Given exercise - Bring together all lines of the material below that contain the string "একজন".

Supplied material -
────

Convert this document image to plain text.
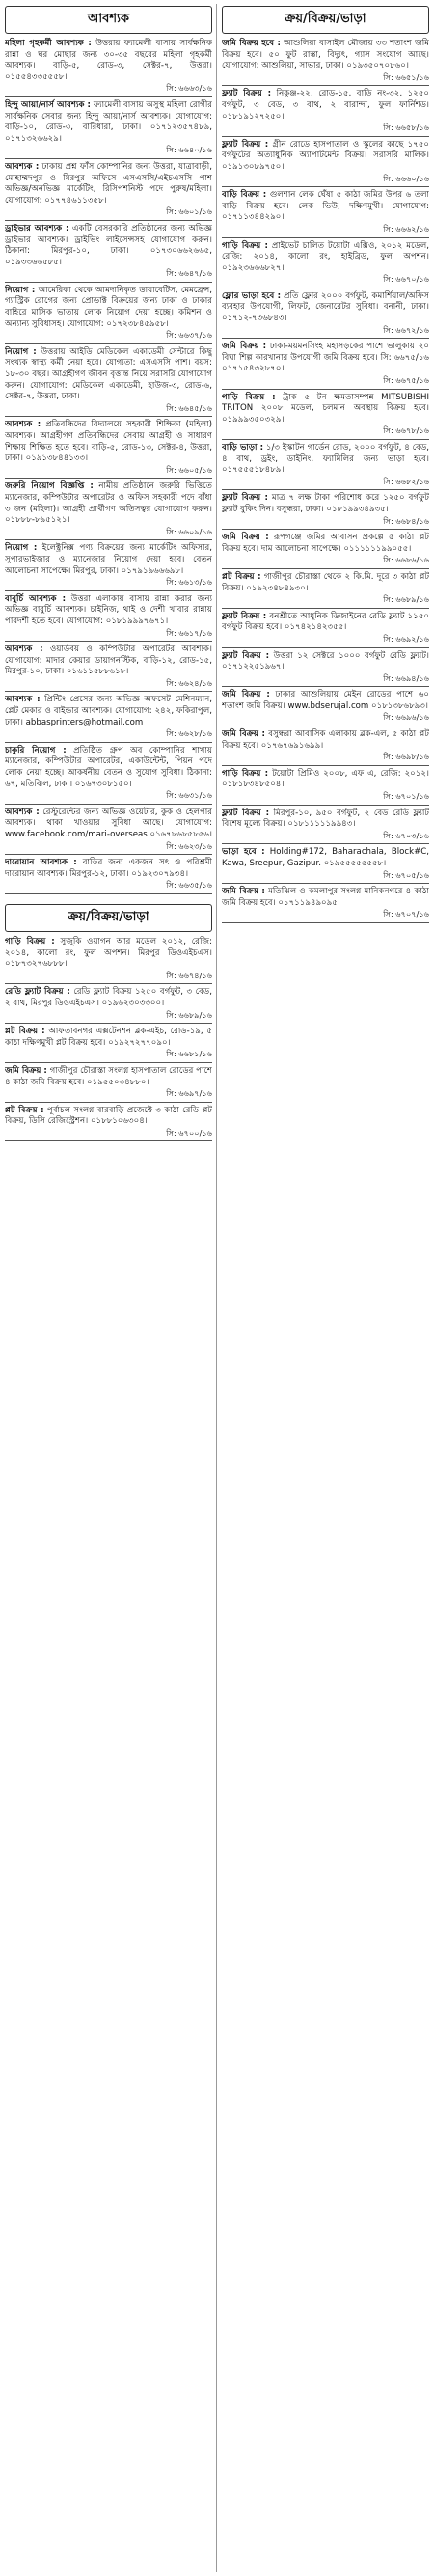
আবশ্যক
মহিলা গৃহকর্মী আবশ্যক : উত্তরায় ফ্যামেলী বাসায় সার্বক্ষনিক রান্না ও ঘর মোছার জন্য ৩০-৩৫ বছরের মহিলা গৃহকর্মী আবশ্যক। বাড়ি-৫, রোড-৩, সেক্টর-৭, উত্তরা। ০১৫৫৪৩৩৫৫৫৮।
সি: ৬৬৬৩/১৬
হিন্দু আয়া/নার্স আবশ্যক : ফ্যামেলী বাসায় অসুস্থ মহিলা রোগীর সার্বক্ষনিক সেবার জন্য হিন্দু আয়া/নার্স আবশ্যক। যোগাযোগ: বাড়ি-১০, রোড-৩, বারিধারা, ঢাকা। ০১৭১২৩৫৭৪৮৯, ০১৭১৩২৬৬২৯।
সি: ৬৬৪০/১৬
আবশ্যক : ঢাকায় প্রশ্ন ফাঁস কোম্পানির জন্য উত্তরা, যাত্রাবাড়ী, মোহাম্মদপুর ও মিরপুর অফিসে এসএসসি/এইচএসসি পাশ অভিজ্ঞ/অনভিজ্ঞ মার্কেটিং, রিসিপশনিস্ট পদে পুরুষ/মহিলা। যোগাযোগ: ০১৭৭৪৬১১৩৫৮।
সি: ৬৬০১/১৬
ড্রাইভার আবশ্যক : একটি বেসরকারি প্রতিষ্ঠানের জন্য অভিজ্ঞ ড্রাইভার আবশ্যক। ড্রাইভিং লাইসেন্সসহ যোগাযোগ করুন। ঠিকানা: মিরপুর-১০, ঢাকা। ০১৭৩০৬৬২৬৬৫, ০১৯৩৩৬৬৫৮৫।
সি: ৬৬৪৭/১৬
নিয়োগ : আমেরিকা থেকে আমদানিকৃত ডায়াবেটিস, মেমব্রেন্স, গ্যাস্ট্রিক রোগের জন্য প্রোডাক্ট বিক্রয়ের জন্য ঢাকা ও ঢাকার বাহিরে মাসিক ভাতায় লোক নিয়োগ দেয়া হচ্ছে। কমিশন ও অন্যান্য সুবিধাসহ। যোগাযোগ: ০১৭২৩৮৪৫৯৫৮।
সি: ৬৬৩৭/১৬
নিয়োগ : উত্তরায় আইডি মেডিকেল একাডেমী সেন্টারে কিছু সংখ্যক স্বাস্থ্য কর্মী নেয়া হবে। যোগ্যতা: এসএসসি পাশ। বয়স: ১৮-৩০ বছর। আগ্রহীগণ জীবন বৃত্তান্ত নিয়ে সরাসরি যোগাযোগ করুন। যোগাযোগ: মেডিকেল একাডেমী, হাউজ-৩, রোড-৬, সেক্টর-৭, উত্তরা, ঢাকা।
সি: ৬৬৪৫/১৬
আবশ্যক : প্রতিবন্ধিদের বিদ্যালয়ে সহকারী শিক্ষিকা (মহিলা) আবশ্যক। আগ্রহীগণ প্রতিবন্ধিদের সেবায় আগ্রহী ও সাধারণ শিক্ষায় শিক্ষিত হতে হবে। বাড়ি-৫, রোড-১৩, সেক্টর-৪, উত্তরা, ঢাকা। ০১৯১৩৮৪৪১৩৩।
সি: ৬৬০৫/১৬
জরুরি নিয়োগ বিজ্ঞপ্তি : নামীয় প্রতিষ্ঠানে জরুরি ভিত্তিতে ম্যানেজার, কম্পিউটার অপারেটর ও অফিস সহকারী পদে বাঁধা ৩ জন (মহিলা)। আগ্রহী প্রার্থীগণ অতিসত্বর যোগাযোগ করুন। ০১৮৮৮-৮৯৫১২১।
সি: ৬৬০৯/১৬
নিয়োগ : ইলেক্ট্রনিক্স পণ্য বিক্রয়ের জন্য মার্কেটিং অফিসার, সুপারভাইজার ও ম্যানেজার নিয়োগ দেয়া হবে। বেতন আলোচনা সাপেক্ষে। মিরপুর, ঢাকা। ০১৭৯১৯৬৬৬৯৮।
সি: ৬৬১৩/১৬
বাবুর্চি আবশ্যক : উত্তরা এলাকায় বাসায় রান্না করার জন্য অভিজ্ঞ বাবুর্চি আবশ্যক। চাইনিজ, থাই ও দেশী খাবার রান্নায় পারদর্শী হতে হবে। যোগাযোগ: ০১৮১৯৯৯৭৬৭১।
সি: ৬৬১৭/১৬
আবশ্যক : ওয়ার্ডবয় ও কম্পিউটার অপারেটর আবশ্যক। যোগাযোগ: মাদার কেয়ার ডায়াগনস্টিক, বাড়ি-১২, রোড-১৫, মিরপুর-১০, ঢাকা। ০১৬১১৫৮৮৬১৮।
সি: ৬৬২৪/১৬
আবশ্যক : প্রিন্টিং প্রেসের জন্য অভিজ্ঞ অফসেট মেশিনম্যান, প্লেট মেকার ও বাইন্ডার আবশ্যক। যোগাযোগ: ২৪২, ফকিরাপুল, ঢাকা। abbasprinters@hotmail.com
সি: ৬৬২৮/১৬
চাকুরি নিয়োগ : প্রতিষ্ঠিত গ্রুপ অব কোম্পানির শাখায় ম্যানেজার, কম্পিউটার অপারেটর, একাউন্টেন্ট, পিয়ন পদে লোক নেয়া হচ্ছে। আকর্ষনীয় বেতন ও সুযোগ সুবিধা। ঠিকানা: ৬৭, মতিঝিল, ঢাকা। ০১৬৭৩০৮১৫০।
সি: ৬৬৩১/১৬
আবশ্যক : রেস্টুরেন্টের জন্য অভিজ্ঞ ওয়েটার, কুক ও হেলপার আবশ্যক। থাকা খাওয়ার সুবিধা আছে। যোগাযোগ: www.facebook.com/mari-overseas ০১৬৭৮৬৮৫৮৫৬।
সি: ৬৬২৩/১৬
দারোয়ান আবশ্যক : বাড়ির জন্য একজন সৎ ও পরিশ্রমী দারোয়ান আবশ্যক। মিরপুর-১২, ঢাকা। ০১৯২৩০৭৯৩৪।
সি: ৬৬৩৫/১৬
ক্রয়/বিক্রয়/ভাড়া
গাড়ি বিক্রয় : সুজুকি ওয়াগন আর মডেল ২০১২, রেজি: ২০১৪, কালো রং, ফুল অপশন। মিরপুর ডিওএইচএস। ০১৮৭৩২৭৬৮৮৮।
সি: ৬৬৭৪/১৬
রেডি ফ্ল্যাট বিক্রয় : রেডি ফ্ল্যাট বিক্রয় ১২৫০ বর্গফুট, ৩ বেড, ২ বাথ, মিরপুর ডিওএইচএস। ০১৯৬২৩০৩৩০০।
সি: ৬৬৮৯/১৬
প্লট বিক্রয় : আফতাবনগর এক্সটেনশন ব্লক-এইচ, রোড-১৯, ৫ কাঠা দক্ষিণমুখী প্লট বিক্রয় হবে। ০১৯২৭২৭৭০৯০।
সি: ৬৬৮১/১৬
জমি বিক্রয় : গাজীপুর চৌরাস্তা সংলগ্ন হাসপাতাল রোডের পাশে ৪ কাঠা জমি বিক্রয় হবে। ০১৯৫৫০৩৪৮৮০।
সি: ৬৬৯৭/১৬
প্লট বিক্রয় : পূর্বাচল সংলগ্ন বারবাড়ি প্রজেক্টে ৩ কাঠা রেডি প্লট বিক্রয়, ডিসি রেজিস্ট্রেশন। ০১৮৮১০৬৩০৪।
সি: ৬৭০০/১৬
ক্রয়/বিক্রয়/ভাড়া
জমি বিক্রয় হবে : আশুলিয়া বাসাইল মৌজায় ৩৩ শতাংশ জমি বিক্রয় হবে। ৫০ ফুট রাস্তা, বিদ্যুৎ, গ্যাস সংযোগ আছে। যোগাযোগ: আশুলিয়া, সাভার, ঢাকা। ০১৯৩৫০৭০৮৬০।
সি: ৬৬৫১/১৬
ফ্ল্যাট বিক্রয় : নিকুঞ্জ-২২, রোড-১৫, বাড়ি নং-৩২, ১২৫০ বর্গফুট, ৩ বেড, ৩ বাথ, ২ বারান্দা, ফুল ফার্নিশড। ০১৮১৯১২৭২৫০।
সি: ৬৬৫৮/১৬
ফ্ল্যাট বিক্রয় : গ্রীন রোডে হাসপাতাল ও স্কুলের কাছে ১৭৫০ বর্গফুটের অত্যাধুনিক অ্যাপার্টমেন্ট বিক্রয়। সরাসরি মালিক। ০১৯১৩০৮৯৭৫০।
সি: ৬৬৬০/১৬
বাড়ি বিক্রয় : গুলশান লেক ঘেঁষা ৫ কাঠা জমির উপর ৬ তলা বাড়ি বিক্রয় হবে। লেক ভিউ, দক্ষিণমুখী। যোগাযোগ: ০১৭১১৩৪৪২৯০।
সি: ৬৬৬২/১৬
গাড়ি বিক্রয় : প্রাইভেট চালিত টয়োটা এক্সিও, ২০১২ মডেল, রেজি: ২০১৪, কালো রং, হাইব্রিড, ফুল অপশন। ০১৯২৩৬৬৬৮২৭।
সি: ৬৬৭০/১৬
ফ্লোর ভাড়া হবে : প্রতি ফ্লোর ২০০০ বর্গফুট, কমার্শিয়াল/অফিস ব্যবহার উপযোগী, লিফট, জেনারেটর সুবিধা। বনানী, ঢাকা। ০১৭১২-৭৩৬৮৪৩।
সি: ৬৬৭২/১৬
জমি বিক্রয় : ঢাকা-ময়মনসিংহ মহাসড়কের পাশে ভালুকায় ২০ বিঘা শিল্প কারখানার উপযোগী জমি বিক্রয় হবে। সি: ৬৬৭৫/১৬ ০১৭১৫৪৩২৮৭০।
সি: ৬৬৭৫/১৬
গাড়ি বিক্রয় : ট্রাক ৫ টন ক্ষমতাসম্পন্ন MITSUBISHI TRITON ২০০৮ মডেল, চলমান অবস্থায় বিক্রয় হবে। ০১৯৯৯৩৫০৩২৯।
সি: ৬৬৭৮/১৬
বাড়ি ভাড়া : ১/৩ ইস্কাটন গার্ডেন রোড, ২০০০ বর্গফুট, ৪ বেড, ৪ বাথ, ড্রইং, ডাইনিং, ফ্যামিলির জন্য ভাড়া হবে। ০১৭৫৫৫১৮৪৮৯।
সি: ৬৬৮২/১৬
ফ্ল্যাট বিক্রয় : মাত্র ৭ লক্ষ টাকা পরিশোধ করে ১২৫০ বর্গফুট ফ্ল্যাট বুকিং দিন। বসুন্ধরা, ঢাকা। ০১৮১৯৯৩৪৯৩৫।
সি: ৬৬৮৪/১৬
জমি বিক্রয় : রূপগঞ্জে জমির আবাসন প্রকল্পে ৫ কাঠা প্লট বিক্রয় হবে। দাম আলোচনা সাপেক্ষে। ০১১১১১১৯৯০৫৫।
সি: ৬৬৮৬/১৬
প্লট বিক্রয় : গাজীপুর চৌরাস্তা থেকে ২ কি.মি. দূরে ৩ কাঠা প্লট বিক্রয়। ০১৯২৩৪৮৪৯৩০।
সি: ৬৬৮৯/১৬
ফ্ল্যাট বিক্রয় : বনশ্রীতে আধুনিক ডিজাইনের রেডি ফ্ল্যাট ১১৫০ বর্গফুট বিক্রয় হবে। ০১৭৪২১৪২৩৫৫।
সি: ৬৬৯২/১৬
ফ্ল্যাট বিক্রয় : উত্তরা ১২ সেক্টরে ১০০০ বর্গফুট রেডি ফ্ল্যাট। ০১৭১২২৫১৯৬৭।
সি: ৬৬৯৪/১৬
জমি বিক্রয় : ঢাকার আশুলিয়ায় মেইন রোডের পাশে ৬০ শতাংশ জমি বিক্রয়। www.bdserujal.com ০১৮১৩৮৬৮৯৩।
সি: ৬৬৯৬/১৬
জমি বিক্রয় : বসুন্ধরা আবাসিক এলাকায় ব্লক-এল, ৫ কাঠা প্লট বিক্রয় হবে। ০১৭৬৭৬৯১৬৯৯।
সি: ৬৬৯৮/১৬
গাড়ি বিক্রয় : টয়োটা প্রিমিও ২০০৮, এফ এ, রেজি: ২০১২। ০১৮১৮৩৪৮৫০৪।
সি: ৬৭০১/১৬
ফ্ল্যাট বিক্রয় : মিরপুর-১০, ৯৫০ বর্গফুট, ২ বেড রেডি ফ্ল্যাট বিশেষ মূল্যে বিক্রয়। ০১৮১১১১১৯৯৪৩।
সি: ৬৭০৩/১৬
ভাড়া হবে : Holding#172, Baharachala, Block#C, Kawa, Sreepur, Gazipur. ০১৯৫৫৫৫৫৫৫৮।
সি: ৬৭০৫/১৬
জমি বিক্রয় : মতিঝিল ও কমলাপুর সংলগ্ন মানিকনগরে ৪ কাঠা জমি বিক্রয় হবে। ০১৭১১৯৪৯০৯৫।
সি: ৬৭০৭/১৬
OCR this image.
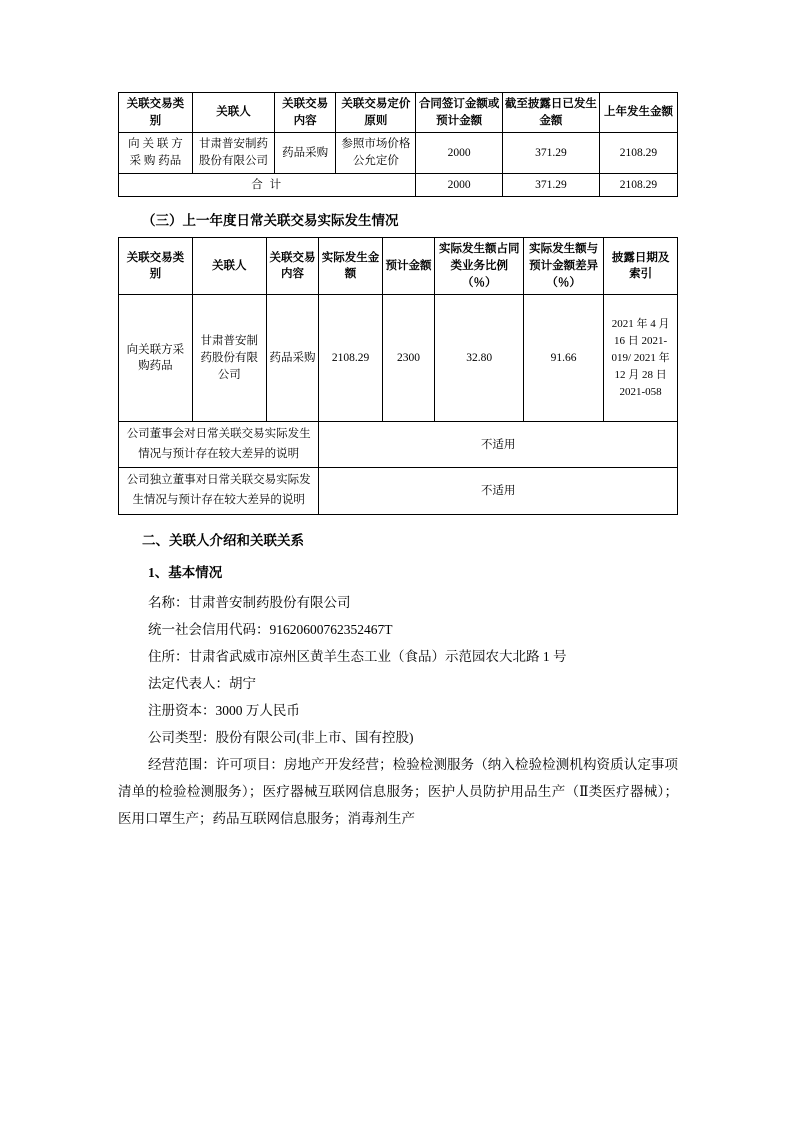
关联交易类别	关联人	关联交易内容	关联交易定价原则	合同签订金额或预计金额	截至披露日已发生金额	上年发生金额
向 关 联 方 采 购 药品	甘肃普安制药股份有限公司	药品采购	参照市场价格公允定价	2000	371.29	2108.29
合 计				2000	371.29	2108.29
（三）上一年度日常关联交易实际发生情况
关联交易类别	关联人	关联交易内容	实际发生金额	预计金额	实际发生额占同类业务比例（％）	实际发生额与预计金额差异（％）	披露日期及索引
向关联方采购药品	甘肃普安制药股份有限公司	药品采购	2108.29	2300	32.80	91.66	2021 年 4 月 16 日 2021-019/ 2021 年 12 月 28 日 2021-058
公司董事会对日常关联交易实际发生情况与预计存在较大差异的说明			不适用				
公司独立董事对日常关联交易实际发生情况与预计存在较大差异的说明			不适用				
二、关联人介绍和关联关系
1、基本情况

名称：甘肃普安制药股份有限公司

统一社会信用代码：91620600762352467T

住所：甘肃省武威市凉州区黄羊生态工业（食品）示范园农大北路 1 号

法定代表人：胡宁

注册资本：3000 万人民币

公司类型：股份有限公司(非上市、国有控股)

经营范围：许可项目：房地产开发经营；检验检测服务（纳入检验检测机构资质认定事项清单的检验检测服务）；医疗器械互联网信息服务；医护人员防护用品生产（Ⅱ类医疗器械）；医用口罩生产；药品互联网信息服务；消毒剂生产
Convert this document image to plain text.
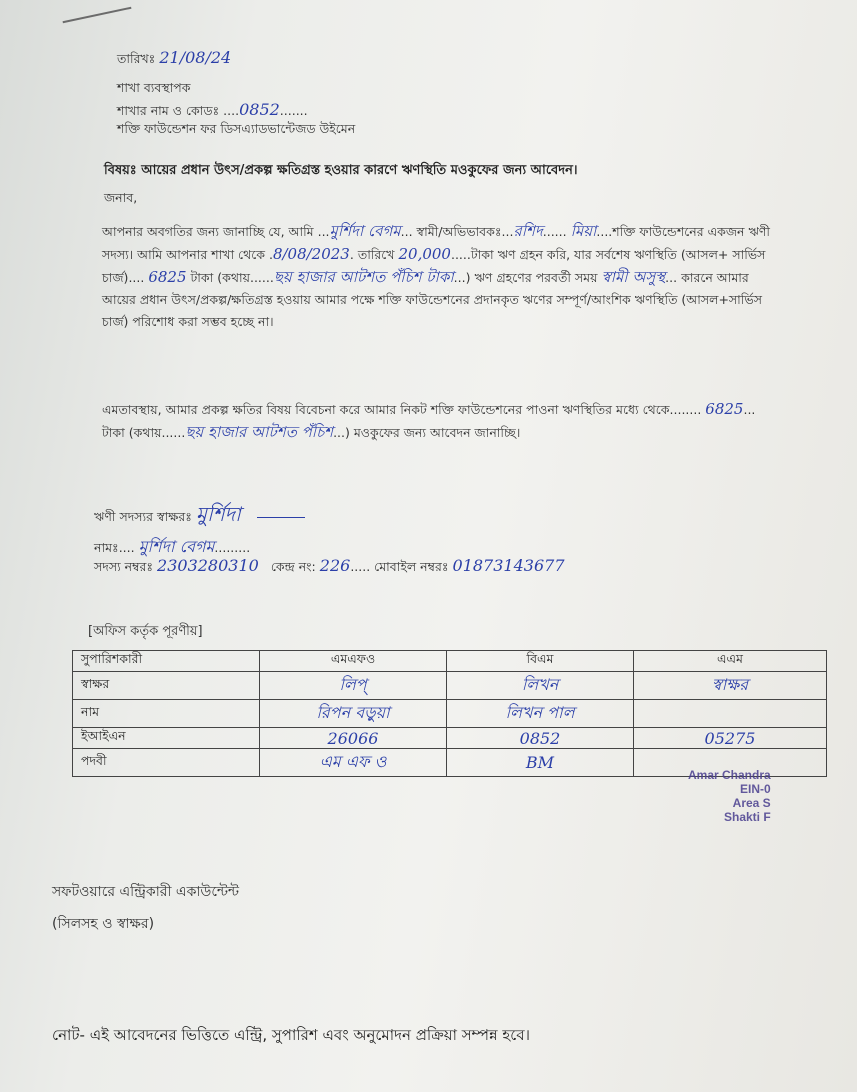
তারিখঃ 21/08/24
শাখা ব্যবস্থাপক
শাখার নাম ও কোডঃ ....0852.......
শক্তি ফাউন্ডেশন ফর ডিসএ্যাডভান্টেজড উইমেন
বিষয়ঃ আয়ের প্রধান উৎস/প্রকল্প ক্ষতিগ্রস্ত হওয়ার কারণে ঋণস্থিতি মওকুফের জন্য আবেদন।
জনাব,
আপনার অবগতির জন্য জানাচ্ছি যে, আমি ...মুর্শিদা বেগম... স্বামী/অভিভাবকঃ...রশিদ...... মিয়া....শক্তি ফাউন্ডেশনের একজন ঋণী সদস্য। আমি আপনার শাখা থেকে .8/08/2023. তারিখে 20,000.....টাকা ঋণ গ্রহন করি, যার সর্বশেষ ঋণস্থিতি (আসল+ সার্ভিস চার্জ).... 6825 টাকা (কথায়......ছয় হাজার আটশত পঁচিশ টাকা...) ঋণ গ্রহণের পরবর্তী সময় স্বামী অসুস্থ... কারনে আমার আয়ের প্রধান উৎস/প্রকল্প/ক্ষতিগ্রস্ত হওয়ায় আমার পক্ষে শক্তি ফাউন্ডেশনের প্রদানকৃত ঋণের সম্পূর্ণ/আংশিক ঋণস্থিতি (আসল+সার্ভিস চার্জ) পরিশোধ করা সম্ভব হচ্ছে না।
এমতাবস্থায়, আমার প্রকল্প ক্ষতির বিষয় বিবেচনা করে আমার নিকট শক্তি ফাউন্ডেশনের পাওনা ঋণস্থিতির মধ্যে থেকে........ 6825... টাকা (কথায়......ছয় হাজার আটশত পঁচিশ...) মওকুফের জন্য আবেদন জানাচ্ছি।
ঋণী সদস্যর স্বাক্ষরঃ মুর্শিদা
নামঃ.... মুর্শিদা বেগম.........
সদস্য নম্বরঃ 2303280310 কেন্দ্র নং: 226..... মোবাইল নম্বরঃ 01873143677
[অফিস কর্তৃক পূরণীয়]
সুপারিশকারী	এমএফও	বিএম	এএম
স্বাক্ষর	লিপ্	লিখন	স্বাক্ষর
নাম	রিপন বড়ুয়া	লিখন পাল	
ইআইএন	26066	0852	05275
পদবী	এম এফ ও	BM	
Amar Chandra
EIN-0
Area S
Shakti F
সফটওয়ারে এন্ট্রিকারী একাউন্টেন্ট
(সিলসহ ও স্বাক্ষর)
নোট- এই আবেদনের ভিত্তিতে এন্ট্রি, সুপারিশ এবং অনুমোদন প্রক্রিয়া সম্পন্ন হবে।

────

Output for this exercise -
দারোয়ান আবশ্যক : বাড়ির জন্য একজন সৎ ও পরিশ্রমী দারোয়ান আবশ্যক। মিরপুর-১২, ঢাকা। ০১৯২৩০৭৯৩৪।
আপনার অবগতির জন্য জানাচ্ছি যে, আমি ...মুর্শিদা বেগম... স্বামী/অভিভাবকঃ...রশিদ...... মিয়া....শক্তি ফাউন্ডেশনের একজন ঋণী সদস্য। আমি আপনার শাখা থেকে .8/08/2023. তারিখে 20,000.....টাকা ঋণ গ্রহন করি, যার সর্বশেষ ঋণস্থিতি (আসল+ সার্ভিস চার্জ).... 6825 টাকা (কথায়......ছয় হাজার আটশত পঁচিশ টাকা...) ঋণ গ্রহণের পরবর্তী সময় স্বামী অসুস্থ... কারনে আমার আয়ের প্রধান উৎস/প্রকল্প/ক্ষতিগ্রস্ত হওয়ায় আমার পক্ষে শক্তি ফাউন্ডেশনের প্রদানকৃত ঋণের সম্পূর্ণ/আংশিক ঋণস্থিতি (আসল+সার্ভিস চার্জ) পরিশোধ করা সম্ভব হচ্ছে না।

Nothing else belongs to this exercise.